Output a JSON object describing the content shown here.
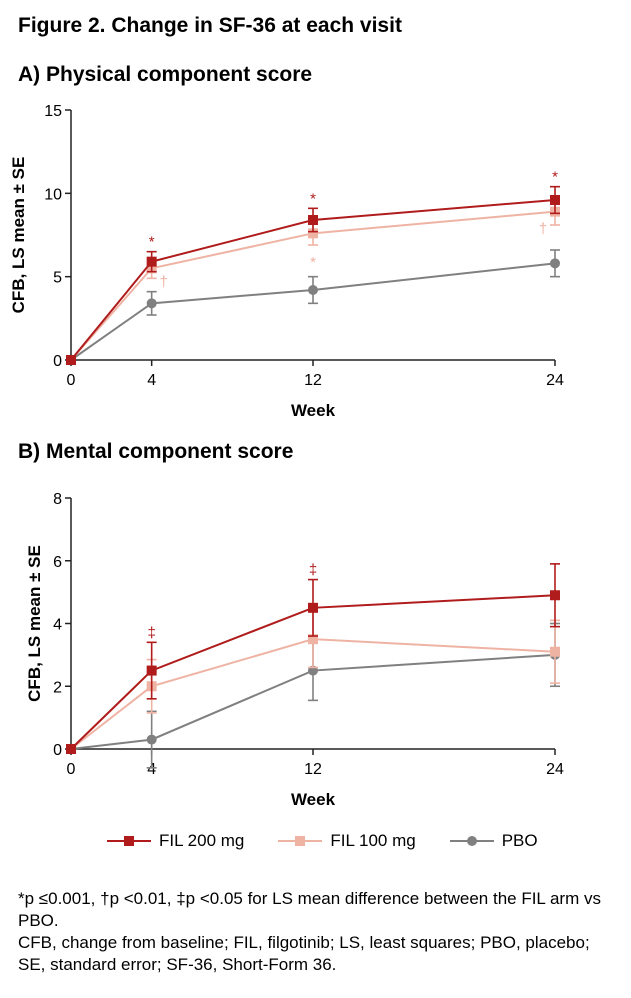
{
  "figure_title": "Figure 2. Change in SF-36 at each visit",
  "legend": [
    {
      "label": "FIL 200 mg",
      "color": "#b01b1b",
      "marker": "square"
    },
    {
      "label": "FIL 100 mg",
      "color": "#efb3a4",
      "marker": "square"
    },
    {
      "label": "PBO",
      "color": "#808080",
      "marker": "circle"
    }
  ],
  "footnotes": [
    "*p ≤0.001, †p <0.01, ‡p <0.05 for LS mean difference between the FIL arm vs PBO.",
    "CFB, change from baseline; FIL, filgotinib; LS, least squares; PBO, placebo; SE, standard error; SF-36, Short-Form 36."
  ],
  "chart_data": [
    {
      "type": "line",
      "title": "A) Physical component score",
      "xlabel": "Week",
      "ylabel": "CFB, LS mean ± SE",
      "x": [
        0,
        4,
        12,
        24
      ],
      "xticks": [
        "0",
        "4",
        "12",
        "24"
      ],
      "yticks": [
        "0",
        "5",
        "10",
        "15"
      ],
      "ylim": [
        0,
        15
      ],
      "series": [
        {
          "name": "FIL 200 mg",
          "color": "#b01b1b",
          "marker": "square",
          "values": [
            0,
            5.9,
            8.4,
            9.6
          ],
          "se": [
            0,
            0.6,
            0.7,
            0.8
          ],
          "annotations": [
            null,
            "*",
            "*",
            "*"
          ],
          "ann_color": "#b01b1b"
        },
        {
          "name": "FIL 100 mg",
          "color": "#efb3a4",
          "marker": "square",
          "values": [
            0,
            5.5,
            7.6,
            8.9
          ],
          "se": [
            0,
            0.6,
            0.7,
            0.8
          ],
          "annotations": [
            null,
            "†",
            "*",
            "†"
          ],
          "ann_color": "#efb3a4"
        },
        {
          "name": "PBO",
          "color": "#808080",
          "marker": "circle",
          "values": [
            0,
            3.4,
            4.2,
            5.8
          ],
          "se": [
            0,
            0.7,
            0.8,
            0.8
          ],
          "annotations": [
            null,
            null,
            null,
            null
          ],
          "ann_color": "#808080"
        }
      ]
    },
    {
      "type": "line",
      "title": "B) Mental component score",
      "xlabel": "Week",
      "ylabel": "CFB, LS mean  ± SE",
      "x": [
        0,
        4,
        12,
        24
      ],
      "xticks": [
        "0",
        "4",
        "12",
        "24"
      ],
      "yticks": [
        "0",
        "2",
        "4",
        "6",
        "8"
      ],
      "ylim": [
        0,
        8
      ],
      "series": [
        {
          "name": "FIL 200 mg",
          "color": "#b01b1b",
          "marker": "square",
          "values": [
            0,
            2.5,
            4.5,
            4.9
          ],
          "se": [
            0,
            0.9,
            0.9,
            1.0
          ],
          "annotations": [
            null,
            "‡",
            "‡",
            null
          ],
          "ann_color": "#b01b1b"
        },
        {
          "name": "FIL 100 mg",
          "color": "#efb3a4",
          "marker": "square",
          "values": [
            0,
            2.0,
            3.5,
            3.1
          ],
          "se": [
            0,
            0.85,
            0.9,
            1.0
          ],
          "annotations": [
            null,
            null,
            null,
            null
          ],
          "ann_color": "#efb3a4"
        },
        {
          "name": "PBO",
          "color": "#808080",
          "marker": "circle",
          "values": [
            0,
            0.3,
            2.5,
            3.0
          ],
          "se": [
            0,
            0.9,
            0.95,
            1.0
          ],
          "annotations": [
            null,
            null,
            null,
            null
          ],
          "ann_color": "#808080"
        }
      ]
    }
  ]
}
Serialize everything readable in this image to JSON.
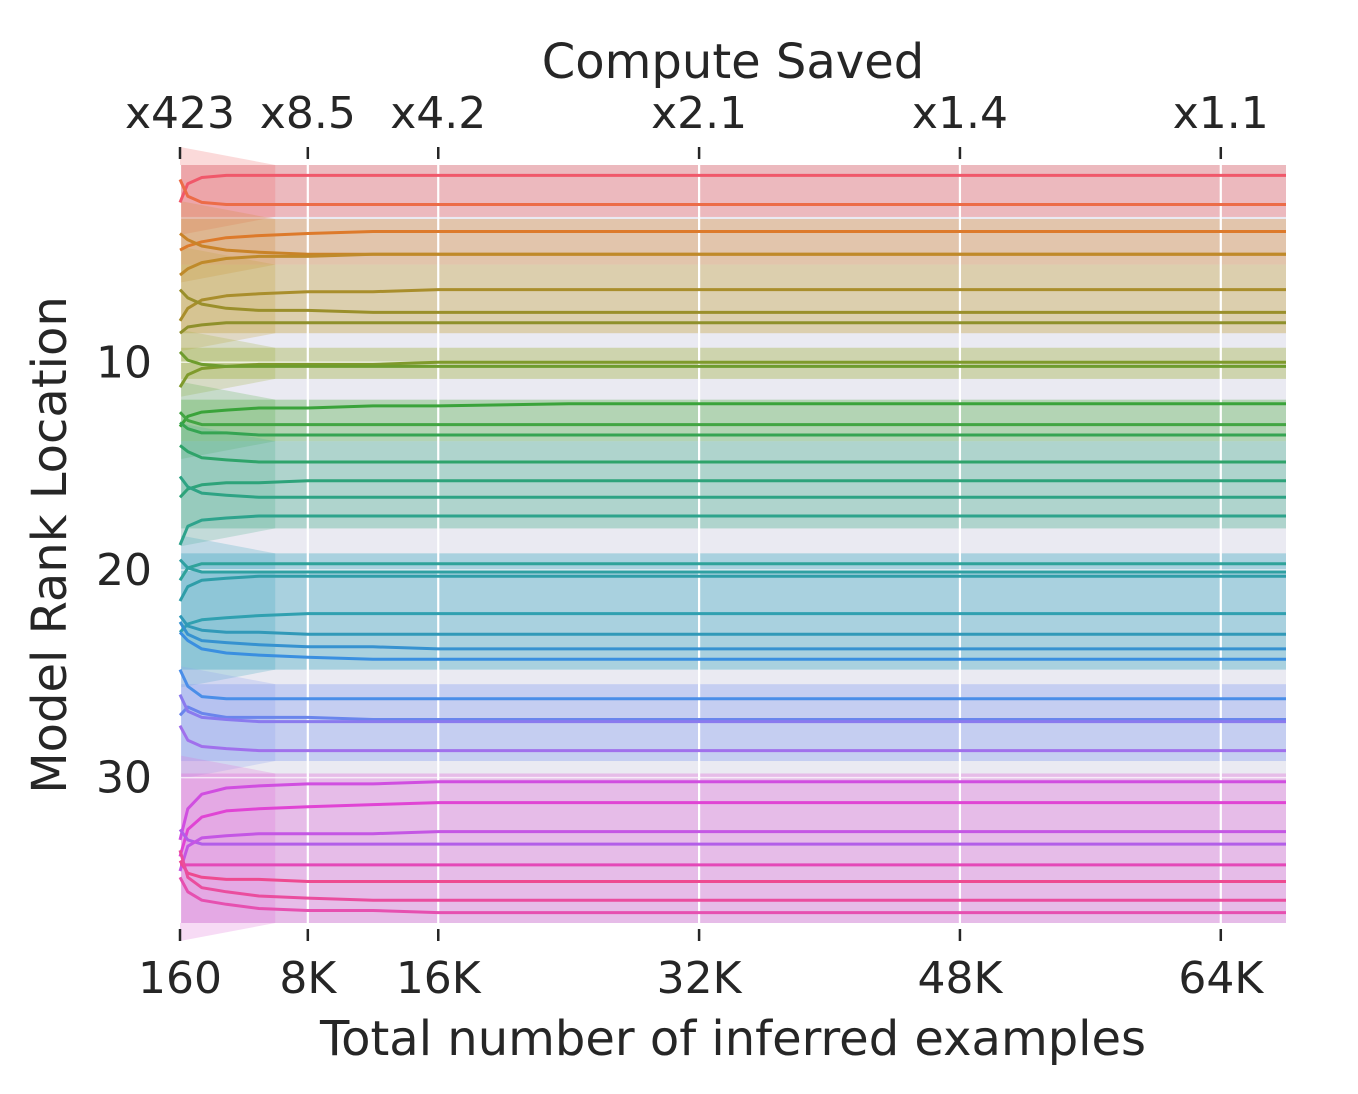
{
  "chart_data": {
    "type": "line",
    "title": "",
    "xlabel": "Total number of inferred examples",
    "ylabel": "Model Rank Location",
    "top_axis_label": "Compute Saved",
    "xlim": [
      160,
      68000
    ],
    "ylim": [
      37,
      0.5
    ],
    "y_inverted": true,
    "grid": true,
    "x_ticks": [
      {
        "value": 160,
        "label": "160"
      },
      {
        "value": 8000,
        "label": "8K"
      },
      {
        "value": 16000,
        "label": "16K"
      },
      {
        "value": 32000,
        "label": "32K"
      },
      {
        "value": 48000,
        "label": "48K"
      },
      {
        "value": 64000,
        "label": "64K"
      }
    ],
    "top_ticks": [
      {
        "value": 160,
        "label": "x423"
      },
      {
        "value": 8000,
        "label": "x8.5"
      },
      {
        "value": 16000,
        "label": "x4.2"
      },
      {
        "value": 32000,
        "label": "x2.1"
      },
      {
        "value": 48000,
        "label": "x1.4"
      },
      {
        "value": 64000,
        "label": "x1.1"
      }
    ],
    "y_ticks": [
      {
        "value": 10,
        "label": "10"
      },
      {
        "value": 20,
        "label": "20"
      },
      {
        "value": 30,
        "label": "30"
      }
    ],
    "x": [
      160,
      640,
      1500,
      3000,
      5000,
      8000,
      12000,
      16000,
      24000,
      32000,
      48000,
      64000,
      68000
    ],
    "series": [
      {
        "values": [
          2.3,
          1.4,
          1.1,
          1.0,
          1.0,
          1.0,
          1.0,
          1.0,
          1.0,
          1.0,
          1.0,
          1.0,
          1.0
        ],
        "color": "#f0586a"
      },
      {
        "values": [
          1.2,
          2.0,
          2.3,
          2.4,
          2.4,
          2.4,
          2.4,
          2.4,
          2.4,
          2.4,
          2.4,
          2.4,
          2.4
        ],
        "color": "#ec6c48"
      },
      {
        "values": [
          4.6,
          4.4,
          4.2,
          4.0,
          3.9,
          3.8,
          3.7,
          3.7,
          3.7,
          3.7,
          3.7,
          3.7,
          3.7
        ],
        "color": "#dd7a2b"
      },
      {
        "values": [
          3.8,
          4.1,
          4.4,
          4.6,
          4.7,
          4.8,
          4.8,
          4.8,
          4.8,
          4.8,
          4.8,
          4.8,
          4.8
        ],
        "color": "#c98328"
      },
      {
        "values": [
          5.8,
          5.5,
          5.2,
          5.0,
          4.9,
          4.9,
          4.8,
          4.8,
          4.8,
          4.8,
          4.8,
          4.8,
          4.8
        ],
        "color": "#bf8a2a"
      },
      {
        "values": [
          8.0,
          7.4,
          7.0,
          6.8,
          6.7,
          6.6,
          6.6,
          6.5,
          6.5,
          6.5,
          6.5,
          6.5,
          6.5
        ],
        "color": "#a98e2c"
      },
      {
        "values": [
          6.5,
          6.9,
          7.2,
          7.4,
          7.5,
          7.5,
          7.6,
          7.6,
          7.6,
          7.6,
          7.6,
          7.6,
          7.6
        ],
        "color": "#9a8f2b"
      },
      {
        "values": [
          8.6,
          8.3,
          8.2,
          8.1,
          8.1,
          8.1,
          8.1,
          8.1,
          8.1,
          8.1,
          8.1,
          8.1,
          8.1
        ],
        "color": "#8f902b"
      },
      {
        "values": [
          11.2,
          10.6,
          10.3,
          10.2,
          10.1,
          10.1,
          10.1,
          10.0,
          10.0,
          10.0,
          10.0,
          10.0,
          10.0
        ],
        "color": "#7f9a2c"
      },
      {
        "values": [
          9.5,
          9.9,
          10.1,
          10.2,
          10.2,
          10.2,
          10.2,
          10.2,
          10.2,
          10.2,
          10.2,
          10.2,
          10.2
        ],
        "color": "#6e9c2e"
      },
      {
        "values": [
          13.1,
          12.6,
          12.4,
          12.3,
          12.2,
          12.2,
          12.1,
          12.1,
          12.0,
          12.0,
          12.0,
          12.0,
          12.0
        ],
        "color": "#3aa33a"
      },
      {
        "values": [
          12.4,
          12.8,
          13.0,
          13.0,
          13.0,
          13.0,
          13.0,
          13.0,
          13.0,
          13.0,
          13.0,
          13.0,
          13.0
        ],
        "color": "#43a543"
      },
      {
        "values": [
          12.9,
          13.2,
          13.4,
          13.4,
          13.5,
          13.5,
          13.5,
          13.5,
          13.5,
          13.5,
          13.5,
          13.5,
          13.5
        ],
        "color": "#35a452"
      },
      {
        "values": [
          14.0,
          14.3,
          14.6,
          14.7,
          14.8,
          14.8,
          14.8,
          14.8,
          14.8,
          14.8,
          14.8,
          14.8,
          14.8
        ],
        "color": "#2fa36a"
      },
      {
        "values": [
          16.5,
          16.1,
          15.9,
          15.8,
          15.8,
          15.7,
          15.7,
          15.7,
          15.7,
          15.7,
          15.7,
          15.7,
          15.7
        ],
        "color": "#2ea37a"
      },
      {
        "values": [
          15.5,
          16.0,
          16.3,
          16.4,
          16.5,
          16.5,
          16.5,
          16.5,
          16.5,
          16.5,
          16.5,
          16.5,
          16.5
        ],
        "color": "#2ea384"
      },
      {
        "values": [
          18.8,
          17.9,
          17.6,
          17.5,
          17.4,
          17.4,
          17.4,
          17.4,
          17.4,
          17.4,
          17.4,
          17.4,
          17.4
        ],
        "color": "#2ea38c"
      },
      {
        "values": [
          20.5,
          19.9,
          19.7,
          19.7,
          19.7,
          19.7,
          19.7,
          19.7,
          19.7,
          19.7,
          19.7,
          19.7,
          19.7
        ],
        "color": "#2fa29a"
      },
      {
        "values": [
          19.5,
          19.9,
          20.1,
          20.1,
          20.1,
          20.1,
          20.1,
          20.1,
          20.1,
          20.1,
          20.1,
          20.1,
          20.1
        ],
        "color": "#2fa0a2"
      },
      {
        "values": [
          21.5,
          20.8,
          20.5,
          20.4,
          20.3,
          20.3,
          20.3,
          20.3,
          20.3,
          20.3,
          20.3,
          20.3,
          20.3
        ],
        "color": "#2f9da8"
      },
      {
        "values": [
          23.0,
          22.6,
          22.4,
          22.3,
          22.2,
          22.1,
          22.1,
          22.1,
          22.1,
          22.1,
          22.1,
          22.1,
          22.1
        ],
        "color": "#30a0b0"
      },
      {
        "values": [
          22.2,
          22.7,
          22.9,
          23.0,
          23.0,
          23.1,
          23.1,
          23.1,
          23.1,
          23.1,
          23.1,
          23.1,
          23.1
        ],
        "color": "#3199b8"
      },
      {
        "values": [
          22.5,
          23.1,
          23.4,
          23.5,
          23.6,
          23.7,
          23.7,
          23.8,
          23.8,
          23.8,
          23.8,
          23.8,
          23.8
        ],
        "color": "#3692d0"
      },
      {
        "values": [
          23.0,
          23.4,
          23.8,
          24.0,
          24.1,
          24.2,
          24.3,
          24.3,
          24.3,
          24.3,
          24.3,
          24.3,
          24.3
        ],
        "color": "#3a8fe0"
      },
      {
        "values": [
          24.8,
          25.6,
          26.1,
          26.2,
          26.2,
          26.2,
          26.2,
          26.2,
          26.2,
          26.2,
          26.2,
          26.2,
          26.2
        ],
        "color": "#4a8ee8"
      },
      {
        "values": [
          27.0,
          26.6,
          26.9,
          27.1,
          27.1,
          27.1,
          27.2,
          27.2,
          27.2,
          27.2,
          27.2,
          27.2,
          27.2
        ],
        "color": "#6a85ec"
      },
      {
        "values": [
          26.0,
          26.8,
          27.1,
          27.2,
          27.3,
          27.3,
          27.3,
          27.3,
          27.3,
          27.3,
          27.3,
          27.3,
          27.3
        ],
        "color": "#8a7aee"
      },
      {
        "values": [
          27.5,
          28.2,
          28.5,
          28.6,
          28.7,
          28.7,
          28.7,
          28.7,
          28.7,
          28.7,
          28.7,
          28.7,
          28.7
        ],
        "color": "#a070ec"
      },
      {
        "values": [
          33.0,
          31.5,
          30.8,
          30.5,
          30.4,
          30.3,
          30.3,
          30.2,
          30.2,
          30.2,
          30.2,
          30.2,
          30.2
        ],
        "color": "#d04ee0"
      },
      {
        "values": [
          33.8,
          32.5,
          31.9,
          31.6,
          31.5,
          31.4,
          31.3,
          31.2,
          31.2,
          31.2,
          31.2,
          31.2,
          31.2
        ],
        "color": "#e044d4"
      },
      {
        "values": [
          32.5,
          33.0,
          33.2,
          33.2,
          33.2,
          33.2,
          33.2,
          33.2,
          33.2,
          33.2,
          33.2,
          33.2,
          33.2
        ],
        "color": "#b25ee8"
      },
      {
        "values": [
          34.5,
          33.3,
          32.9,
          32.8,
          32.7,
          32.7,
          32.7,
          32.6,
          32.6,
          32.6,
          32.6,
          32.6,
          32.6
        ],
        "color": "#c456e4"
      },
      {
        "values": [
          34.2,
          34.2,
          34.2,
          34.2,
          34.2,
          34.2,
          34.2,
          34.2,
          34.2,
          34.2,
          34.2,
          34.2,
          34.2
        ],
        "color": "#e448b8"
      },
      {
        "values": [
          34.0,
          34.6,
          34.8,
          34.9,
          34.9,
          35.0,
          35.0,
          35.0,
          35.0,
          35.0,
          35.0,
          35.0,
          35.0
        ],
        "color": "#ee4a90"
      },
      {
        "values": [
          33.5,
          34.8,
          35.3,
          35.5,
          35.7,
          35.8,
          35.9,
          35.9,
          35.9,
          35.9,
          35.9,
          35.9,
          35.9
        ],
        "color": "#ea4d9e"
      },
      {
        "values": [
          34.8,
          35.5,
          35.9,
          36.1,
          36.3,
          36.4,
          36.4,
          36.5,
          36.5,
          36.5,
          36.5,
          36.5,
          36.5
        ],
        "color": "#e650b0"
      }
    ],
    "bands": [
      {
        "y0": 0.5,
        "y1": 3.0,
        "color": "#f06a6a"
      },
      {
        "y0": 3.1,
        "y1": 5.3,
        "color": "#d48a3a"
      },
      {
        "y0": 5.3,
        "y1": 8.6,
        "color": "#c4a440"
      },
      {
        "y0": 9.3,
        "y1": 10.8,
        "color": "#a0b040"
      },
      {
        "y0": 11.8,
        "y1": 13.8,
        "color": "#5ab050"
      },
      {
        "y0": 13.8,
        "y1": 18.0,
        "color": "#50b090"
      },
      {
        "y0": 19.2,
        "y1": 24.8,
        "color": "#40a8c0"
      },
      {
        "y0": 25.5,
        "y1": 29.2,
        "color": "#8aa0f0"
      },
      {
        "y0": 29.8,
        "y1": 37.0,
        "color": "#e070d8"
      }
    ]
  }
}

### Task instructions
Looking at the records above, work out how many lines include the string "mean". Give the number and nothing else.

### Exercise answer
3